MATERIAL:
════

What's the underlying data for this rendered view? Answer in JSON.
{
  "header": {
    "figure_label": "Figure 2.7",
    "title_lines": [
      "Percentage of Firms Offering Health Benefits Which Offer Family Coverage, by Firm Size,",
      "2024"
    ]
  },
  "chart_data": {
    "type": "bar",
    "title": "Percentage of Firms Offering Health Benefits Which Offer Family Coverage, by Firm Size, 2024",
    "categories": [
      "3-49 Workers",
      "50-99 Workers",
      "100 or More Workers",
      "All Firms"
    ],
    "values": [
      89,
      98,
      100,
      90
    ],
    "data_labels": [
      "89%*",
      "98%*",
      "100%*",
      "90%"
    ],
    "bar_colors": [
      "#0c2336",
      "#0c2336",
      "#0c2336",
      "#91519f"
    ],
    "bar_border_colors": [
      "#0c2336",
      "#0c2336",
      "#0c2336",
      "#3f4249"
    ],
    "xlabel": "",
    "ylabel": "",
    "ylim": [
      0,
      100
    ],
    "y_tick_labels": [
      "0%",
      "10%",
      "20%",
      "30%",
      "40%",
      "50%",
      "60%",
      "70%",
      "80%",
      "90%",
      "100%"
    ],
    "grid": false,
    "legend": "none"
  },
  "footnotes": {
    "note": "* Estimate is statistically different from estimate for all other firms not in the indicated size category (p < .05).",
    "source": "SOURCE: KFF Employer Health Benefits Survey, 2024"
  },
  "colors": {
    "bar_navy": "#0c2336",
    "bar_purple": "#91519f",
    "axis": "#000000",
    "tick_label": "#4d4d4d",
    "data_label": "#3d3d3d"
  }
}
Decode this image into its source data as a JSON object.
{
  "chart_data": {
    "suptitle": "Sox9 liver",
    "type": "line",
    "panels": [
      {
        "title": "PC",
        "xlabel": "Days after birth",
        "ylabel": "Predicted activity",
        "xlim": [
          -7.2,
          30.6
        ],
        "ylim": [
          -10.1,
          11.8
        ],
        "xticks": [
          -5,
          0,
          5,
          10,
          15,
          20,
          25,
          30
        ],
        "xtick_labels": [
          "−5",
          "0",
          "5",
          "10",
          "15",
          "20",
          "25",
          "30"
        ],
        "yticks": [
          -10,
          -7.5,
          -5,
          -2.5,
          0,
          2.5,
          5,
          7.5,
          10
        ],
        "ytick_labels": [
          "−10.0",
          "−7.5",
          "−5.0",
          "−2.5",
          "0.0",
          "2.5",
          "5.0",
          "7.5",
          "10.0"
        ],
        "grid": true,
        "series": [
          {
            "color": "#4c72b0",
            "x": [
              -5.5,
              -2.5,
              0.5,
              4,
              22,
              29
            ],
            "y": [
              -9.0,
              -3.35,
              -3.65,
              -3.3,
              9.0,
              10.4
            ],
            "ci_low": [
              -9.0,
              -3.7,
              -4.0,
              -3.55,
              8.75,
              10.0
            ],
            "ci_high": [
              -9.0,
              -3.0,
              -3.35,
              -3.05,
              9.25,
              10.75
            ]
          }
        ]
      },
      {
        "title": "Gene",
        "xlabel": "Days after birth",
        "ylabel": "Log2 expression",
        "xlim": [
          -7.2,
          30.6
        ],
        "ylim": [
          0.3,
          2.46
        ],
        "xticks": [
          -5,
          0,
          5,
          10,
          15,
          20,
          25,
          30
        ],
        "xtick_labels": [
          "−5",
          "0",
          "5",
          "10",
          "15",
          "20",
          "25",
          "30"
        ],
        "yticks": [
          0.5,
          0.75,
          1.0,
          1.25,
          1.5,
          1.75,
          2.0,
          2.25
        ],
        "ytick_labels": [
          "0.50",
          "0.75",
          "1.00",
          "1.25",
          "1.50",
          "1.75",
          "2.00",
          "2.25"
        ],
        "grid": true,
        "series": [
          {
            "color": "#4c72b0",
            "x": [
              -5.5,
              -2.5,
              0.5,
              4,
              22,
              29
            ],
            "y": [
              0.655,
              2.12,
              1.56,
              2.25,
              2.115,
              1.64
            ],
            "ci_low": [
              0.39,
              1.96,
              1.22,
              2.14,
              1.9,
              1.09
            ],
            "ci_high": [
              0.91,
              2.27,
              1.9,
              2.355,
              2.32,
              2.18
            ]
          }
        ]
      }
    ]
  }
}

════

GOAL:
State how many lines of the material contain the string "Health", with no other words.

PROBLEM SOLUTION:
3